LISTING -

######

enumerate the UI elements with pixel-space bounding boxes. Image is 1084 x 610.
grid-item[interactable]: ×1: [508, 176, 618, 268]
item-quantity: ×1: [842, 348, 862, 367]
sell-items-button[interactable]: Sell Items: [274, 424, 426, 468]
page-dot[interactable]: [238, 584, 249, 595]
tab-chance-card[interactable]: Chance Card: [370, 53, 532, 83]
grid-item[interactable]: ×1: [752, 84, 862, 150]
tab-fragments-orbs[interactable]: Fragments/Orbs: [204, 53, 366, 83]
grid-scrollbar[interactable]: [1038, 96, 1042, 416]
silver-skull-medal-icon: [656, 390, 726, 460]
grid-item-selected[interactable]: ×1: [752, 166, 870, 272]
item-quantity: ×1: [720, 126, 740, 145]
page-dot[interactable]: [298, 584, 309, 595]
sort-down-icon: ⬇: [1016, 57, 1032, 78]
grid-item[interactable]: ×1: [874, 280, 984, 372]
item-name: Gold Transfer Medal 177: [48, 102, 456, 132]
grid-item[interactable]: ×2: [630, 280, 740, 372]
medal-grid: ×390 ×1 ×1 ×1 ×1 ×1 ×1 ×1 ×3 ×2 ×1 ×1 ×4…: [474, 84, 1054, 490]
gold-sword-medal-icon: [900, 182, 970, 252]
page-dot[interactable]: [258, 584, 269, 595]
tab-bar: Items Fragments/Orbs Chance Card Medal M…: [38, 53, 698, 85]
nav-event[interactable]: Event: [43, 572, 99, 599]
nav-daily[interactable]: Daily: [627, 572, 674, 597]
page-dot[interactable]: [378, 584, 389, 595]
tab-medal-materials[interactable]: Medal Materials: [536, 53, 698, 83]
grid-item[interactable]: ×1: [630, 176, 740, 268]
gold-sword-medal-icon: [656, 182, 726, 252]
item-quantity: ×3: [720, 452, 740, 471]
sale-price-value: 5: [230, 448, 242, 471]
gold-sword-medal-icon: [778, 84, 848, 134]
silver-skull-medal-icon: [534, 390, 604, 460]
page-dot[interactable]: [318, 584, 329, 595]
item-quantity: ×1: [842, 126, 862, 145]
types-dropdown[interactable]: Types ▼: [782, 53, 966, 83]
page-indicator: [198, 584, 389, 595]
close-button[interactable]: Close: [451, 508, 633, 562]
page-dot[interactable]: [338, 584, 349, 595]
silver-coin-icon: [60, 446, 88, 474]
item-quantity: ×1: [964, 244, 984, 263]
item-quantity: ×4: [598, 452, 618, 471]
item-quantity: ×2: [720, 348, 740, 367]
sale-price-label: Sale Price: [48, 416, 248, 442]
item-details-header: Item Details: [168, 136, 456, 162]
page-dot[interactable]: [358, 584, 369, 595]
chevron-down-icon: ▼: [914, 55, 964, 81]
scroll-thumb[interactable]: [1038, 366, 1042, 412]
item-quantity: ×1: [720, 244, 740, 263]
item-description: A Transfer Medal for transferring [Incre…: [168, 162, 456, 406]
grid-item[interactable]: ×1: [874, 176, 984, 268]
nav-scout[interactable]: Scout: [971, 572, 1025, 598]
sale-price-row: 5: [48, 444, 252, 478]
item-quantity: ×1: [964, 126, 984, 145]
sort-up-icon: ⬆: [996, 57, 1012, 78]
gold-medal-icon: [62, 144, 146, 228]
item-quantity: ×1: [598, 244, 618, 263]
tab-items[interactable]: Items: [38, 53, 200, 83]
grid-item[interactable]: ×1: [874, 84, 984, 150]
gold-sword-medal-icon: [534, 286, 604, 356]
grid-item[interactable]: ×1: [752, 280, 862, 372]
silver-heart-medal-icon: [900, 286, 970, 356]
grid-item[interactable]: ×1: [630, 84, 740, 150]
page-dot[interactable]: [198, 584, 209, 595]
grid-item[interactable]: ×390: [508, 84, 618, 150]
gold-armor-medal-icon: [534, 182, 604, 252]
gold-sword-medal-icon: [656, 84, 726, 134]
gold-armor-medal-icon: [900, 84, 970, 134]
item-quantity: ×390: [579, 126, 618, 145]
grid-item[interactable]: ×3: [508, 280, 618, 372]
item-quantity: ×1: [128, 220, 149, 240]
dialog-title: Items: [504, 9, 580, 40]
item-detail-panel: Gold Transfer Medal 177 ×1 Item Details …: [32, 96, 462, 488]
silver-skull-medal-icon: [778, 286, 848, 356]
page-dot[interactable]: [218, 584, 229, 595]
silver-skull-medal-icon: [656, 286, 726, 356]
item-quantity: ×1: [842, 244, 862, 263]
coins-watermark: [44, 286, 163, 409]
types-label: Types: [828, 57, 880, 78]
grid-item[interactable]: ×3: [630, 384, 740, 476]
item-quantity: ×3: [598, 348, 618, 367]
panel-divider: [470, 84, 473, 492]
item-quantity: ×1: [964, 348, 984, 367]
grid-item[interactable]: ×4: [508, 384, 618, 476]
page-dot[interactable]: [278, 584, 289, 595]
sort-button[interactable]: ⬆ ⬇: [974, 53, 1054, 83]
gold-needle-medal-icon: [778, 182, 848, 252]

######

EXERCISE TASK -
Could you set down every row above again, character for character, leaving nothing out or changed?

RESULT -
enumerate the UI elements with pixel-space bounding boxes. Image is 1084 x 610.
grid-item[interactable]: ×1: [508, 176, 618, 268]
item-quantity: ×1: [842, 348, 862, 367]
sell-items-button[interactable]: Sell Items: [274, 424, 426, 468]
page-dot[interactable]: [238, 584, 249, 595]
tab-chance-card[interactable]: Chance Card: [370, 53, 532, 83]
grid-item[interactable]: ×1: [752, 84, 862, 150]
tab-fragments-orbs[interactable]: Fragments/Orbs: [204, 53, 366, 83]
grid-scrollbar[interactable]: [1038, 96, 1042, 416]
silver-skull-medal-icon: [656, 390, 726, 460]
grid-item-selected[interactable]: ×1: [752, 166, 870, 272]
item-quantity: ×1: [720, 126, 740, 145]
page-dot[interactable]: [298, 584, 309, 595]
sort-down-icon: ⬇: [1016, 57, 1032, 78]
grid-item[interactable]: ×1: [874, 280, 984, 372]
item-name: Gold Transfer Medal 177: [48, 102, 456, 132]
grid-item[interactable]: ×2: [630, 280, 740, 372]
medal-grid: ×390 ×1 ×1 ×1 ×1 ×1 ×1 ×1 ×3 ×2 ×1 ×1 ×4…: [474, 84, 1054, 490]
gold-sword-medal-icon: [900, 182, 970, 252]
page-dot[interactable]: [258, 584, 269, 595]
tab-bar: Items Fragments/Orbs Chance Card Medal M…: [38, 53, 698, 85]
nav-event[interactable]: Event: [43, 572, 99, 599]
nav-daily[interactable]: Daily: [627, 572, 674, 597]
page-dot[interactable]: [378, 584, 389, 595]
tab-medal-materials[interactable]: Medal Materials: [536, 53, 698, 83]
grid-item[interactable]: ×1: [630, 176, 740, 268]
gold-sword-medal-icon: [656, 182, 726, 252]
item-quantity: ×3: [720, 452, 740, 471]
sale-price-value: 5: [230, 448, 242, 471]
gold-sword-medal-icon: [778, 84, 848, 134]
silver-skull-medal-icon: [534, 390, 604, 460]
page-dot[interactable]: [318, 584, 329, 595]
item-quantity: ×1: [842, 126, 862, 145]
types-dropdown[interactable]: Types ▼: [782, 53, 966, 83]
page-indicator: [198, 584, 389, 595]
close-button[interactable]: Close: [451, 508, 633, 562]
page-dot[interactable]: [338, 584, 349, 595]
silver-coin-icon: [60, 446, 88, 474]
item-quantity: ×1: [964, 244, 984, 263]
item-quantity: ×4: [598, 452, 618, 471]
item-quantity: ×2: [720, 348, 740, 367]
sale-price-label: Sale Price: [48, 416, 248, 442]
item-details-header: Item Details: [168, 136, 456, 162]
page-dot[interactable]: [358, 584, 369, 595]
chevron-down-icon: ▼: [914, 55, 964, 81]
scroll-thumb[interactable]: [1038, 366, 1042, 412]
item-quantity: ×1: [720, 244, 740, 263]
item-description: A Transfer Medal for transferring [Incre…: [168, 162, 456, 406]
grid-item[interactable]: ×1: [874, 176, 984, 268]
nav-scout[interactable]: Scout: [971, 572, 1025, 598]
sale-price-row: 5: [48, 444, 252, 478]
item-quantity: ×1: [964, 126, 984, 145]
sort-up-icon: ⬆: [996, 57, 1012, 78]
gold-medal-icon: [62, 144, 146, 228]
item-quantity: ×1: [598, 244, 618, 263]
tab-items[interactable]: Items: [38, 53, 200, 83]
grid-item[interactable]: ×1: [874, 84, 984, 150]
gold-sword-medal-icon: [534, 286, 604, 356]
grid-item[interactable]: ×1: [752, 280, 862, 372]
silver-heart-medal-icon: [900, 286, 970, 356]
grid-item[interactable]: ×1: [630, 84, 740, 150]
page-dot[interactable]: [198, 584, 209, 595]
grid-item[interactable]: ×390: [508, 84, 618, 150]
gold-armor-medal-icon: [534, 182, 604, 252]
gold-sword-medal-icon: [656, 84, 726, 134]
gold-armor-medal-icon: [900, 84, 970, 134]
item-quantity: ×390: [579, 126, 618, 145]
grid-item[interactable]: ×3: [508, 280, 618, 372]
item-quantity: ×1: [128, 220, 149, 240]
dialog-title: Items: [504, 9, 580, 40]
item-detail-panel: Gold Transfer Medal 177 ×1 Item Details …: [32, 96, 462, 488]
silver-skull-medal-icon: [778, 286, 848, 356]
page-dot[interactable]: [218, 584, 229, 595]
silver-skull-medal-icon: [656, 286, 726, 356]
item-quantity: ×1: [842, 244, 862, 263]
coins-watermark: [44, 286, 163, 409]
types-label: Types: [828, 57, 880, 78]
grid-item[interactable]: ×3: [630, 384, 740, 476]
item-quantity: ×3: [598, 348, 618, 367]
panel-divider: [470, 84, 473, 492]
item-quantity: ×1: [964, 348, 984, 367]
grid-item[interactable]: ×4: [508, 384, 618, 476]
page-dot[interactable]: [278, 584, 289, 595]
sort-button[interactable]: ⬆ ⬇: [974, 53, 1054, 83]
gold-needle-medal-icon: [778, 182, 848, 252]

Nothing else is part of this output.